(The exercise): The listing below should be printed exactly, every line of it. Skip the pictures.

Figure data in JSON
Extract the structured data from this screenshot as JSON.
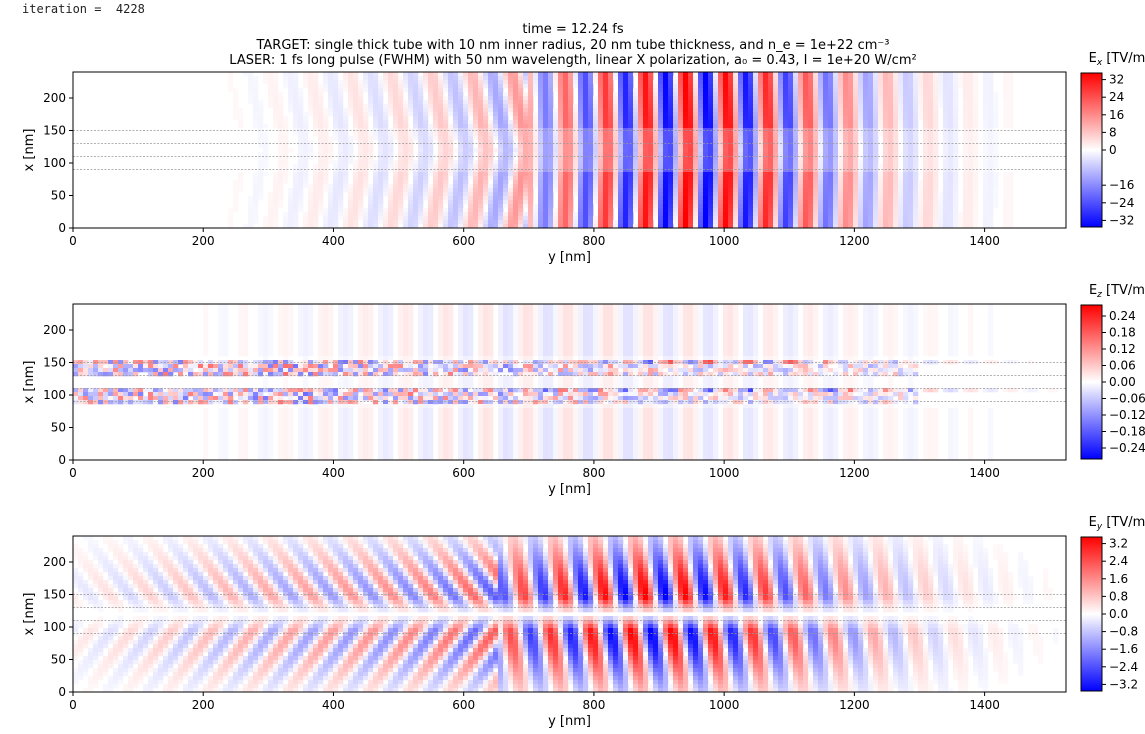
{
  "iteration_text": "iteration =  4228",
  "title": {
    "line1": "time = 12.24 fs",
    "line2": "TARGET: single thick tube with 10 nm inner radius, 20 nm tube thickness, and n_e = 1e+22 cm⁻³",
    "line3": "LASER: 1 fs long pulse (FWHM) with 50 nm wavelength, linear X polarization, a₀ = 0.43, I = 1e+20 W/cm²"
  },
  "colors": {
    "positive": "#ff0000",
    "neutral": "#ffffff",
    "negative": "#0000ff",
    "tube_line": "#999999"
  },
  "chart_data": [
    {
      "type": "heatmap",
      "field": "Ex",
      "colorbar_label": "E_x [TV/m]",
      "xlabel": "y [nm]",
      "ylabel": "x [nm]",
      "xlim": [
        0,
        1525
      ],
      "ylim": [
        0,
        240
      ],
      "xticks": [
        "0",
        "200",
        "400",
        "600",
        "800",
        "1000",
        "1200",
        "1400"
      ],
      "yticks": [
        "0",
        "50",
        "100",
        "150",
        "200"
      ],
      "cbar_range": [
        -35,
        35
      ],
      "cbar_ticks": [
        "32",
        "24",
        "16",
        "8",
        "0",
        "−16",
        "−24",
        "−32"
      ],
      "cbar_tick_values": [
        32,
        24,
        16,
        8,
        0,
        -16,
        -24,
        -32
      ],
      "tube_boundaries_x": [
        90,
        110,
        130,
        150
      ],
      "pulse_center_y": 960,
      "pulse_width": 260,
      "wavelength": 62,
      "pattern": "ex"
    },
    {
      "type": "heatmap",
      "field": "Ez",
      "colorbar_label": "E_z [TV/m]",
      "xlabel": "y [nm]",
      "ylabel": "x [nm]",
      "xlim": [
        0,
        1525
      ],
      "ylim": [
        0,
        240
      ],
      "xticks": [
        "0",
        "200",
        "400",
        "600",
        "800",
        "1000",
        "1200",
        "1400"
      ],
      "yticks": [
        "0",
        "50",
        "100",
        "150",
        "200"
      ],
      "cbar_range": [
        -0.28,
        0.28
      ],
      "cbar_ticks": [
        "0.24",
        "0.18",
        "0.12",
        "0.06",
        "0.00",
        "−0.06",
        "−0.12",
        "−0.18",
        "−0.24"
      ],
      "cbar_tick_values": [
        0.24,
        0.18,
        0.12,
        0.06,
        0.0,
        -0.06,
        -0.12,
        -0.18,
        -0.24
      ],
      "tube_boundaries_x": [
        90,
        110,
        130,
        150
      ],
      "pulse_center_y": 1000,
      "pulse_width": 300,
      "wavelength": 62,
      "pattern": "ez"
    },
    {
      "type": "heatmap",
      "field": "Ey",
      "colorbar_label": "E_y [TV/m]",
      "xlabel": "y [nm]",
      "ylabel": "x [nm]",
      "xlim": [
        0,
        1525
      ],
      "ylim": [
        0,
        240
      ],
      "xticks": [
        "0",
        "200",
        "400",
        "600",
        "800",
        "1000",
        "1200",
        "1400"
      ],
      "yticks": [
        "0",
        "50",
        "100",
        "150",
        "200"
      ],
      "cbar_range": [
        -3.5,
        3.5
      ],
      "cbar_ticks": [
        "3.2",
        "2.4",
        "1.6",
        "0.8",
        "0.0",
        "−0.8",
        "−1.6",
        "−2.4",
        "−3.2"
      ],
      "cbar_tick_values": [
        3.2,
        2.4,
        1.6,
        0.8,
        0.0,
        -0.8,
        -1.6,
        -2.4,
        -3.2
      ],
      "tube_boundaries_x": [
        90,
        110,
        130,
        150
      ],
      "pulse_center_y": 900,
      "pulse_width": 320,
      "wavelength": 62,
      "pattern": "ey"
    }
  ]
}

(Reply to the exercise):
Extract the structured data from this screenshot as JSON.
{
  "iteration_text": "iteration =  4228",
  "title": {
    "line1": "time = 12.24 fs",
    "line2": "TARGET: single thick tube with 10 nm inner radius, 20 nm tube thickness, and n_e = 1e+22 cm⁻³",
    "line3": "LASER: 1 fs long pulse (FWHM) with 50 nm wavelength, linear X polarization, a₀ = 0.43, I = 1e+20 W/cm²"
  },
  "colors": {
    "positive": "#ff0000",
    "neutral": "#ffffff",
    "negative": "#0000ff",
    "tube_line": "#999999"
  },
  "chart_data": [
    {
      "type": "heatmap",
      "field": "Ex",
      "colorbar_label": "E_x [TV/m]",
      "xlabel": "y [nm]",
      "ylabel": "x [nm]",
      "xlim": [
        0,
        1525
      ],
      "ylim": [
        0,
        240
      ],
      "xticks": [
        "0",
        "200",
        "400",
        "600",
        "800",
        "1000",
        "1200",
        "1400"
      ],
      "yticks": [
        "0",
        "50",
        "100",
        "150",
        "200"
      ],
      "cbar_range": [
        -35,
        35
      ],
      "cbar_ticks": [
        "32",
        "24",
        "16",
        "8",
        "0",
        "−16",
        "−24",
        "−32"
      ],
      "cbar_tick_values": [
        32,
        24,
        16,
        8,
        0,
        -16,
        -24,
        -32
      ],
      "tube_boundaries_x": [
        90,
        110,
        130,
        150
      ],
      "pulse_center_y": 960,
      "pulse_width": 260,
      "wavelength": 62,
      "pattern": "ex"
    },
    {
      "type": "heatmap",
      "field": "Ez",
      "colorbar_label": "E_z [TV/m]",
      "xlabel": "y [nm]",
      "ylabel": "x [nm]",
      "xlim": [
        0,
        1525
      ],
      "ylim": [
        0,
        240
      ],
      "xticks": [
        "0",
        "200",
        "400",
        "600",
        "800",
        "1000",
        "1200",
        "1400"
      ],
      "yticks": [
        "0",
        "50",
        "100",
        "150",
        "200"
      ],
      "cbar_range": [
        -0.28,
        0.28
      ],
      "cbar_ticks": [
        "0.24",
        "0.18",
        "0.12",
        "0.06",
        "0.00",
        "−0.06",
        "−0.12",
        "−0.18",
        "−0.24"
      ],
      "cbar_tick_values": [
        0.24,
        0.18,
        0.12,
        0.06,
        0.0,
        -0.06,
        -0.12,
        -0.18,
        -0.24
      ],
      "tube_boundaries_x": [
        90,
        110,
        130,
        150
      ],
      "pulse_center_y": 1000,
      "pulse_width": 300,
      "wavelength": 62,
      "pattern": "ez"
    },
    {
      "type": "heatmap",
      "field": "Ey",
      "colorbar_label": "E_y [TV/m]",
      "xlabel": "y [nm]",
      "ylabel": "x [nm]",
      "xlim": [
        0,
        1525
      ],
      "ylim": [
        0,
        240
      ],
      "xticks": [
        "0",
        "200",
        "400",
        "600",
        "800",
        "1000",
        "1200",
        "1400"
      ],
      "yticks": [
        "0",
        "50",
        "100",
        "150",
        "200"
      ],
      "cbar_range": [
        -3.5,
        3.5
      ],
      "cbar_ticks": [
        "3.2",
        "2.4",
        "1.6",
        "0.8",
        "0.0",
        "−0.8",
        "−1.6",
        "−2.4",
        "−3.2"
      ],
      "cbar_tick_values": [
        3.2,
        2.4,
        1.6,
        0.8,
        0.0,
        -0.8,
        -1.6,
        -2.4,
        -3.2
      ],
      "tube_boundaries_x": [
        90,
        110,
        130,
        150
      ],
      "pulse_center_y": 900,
      "pulse_width": 320,
      "wavelength": 62,
      "pattern": "ey"
    }
  ]
}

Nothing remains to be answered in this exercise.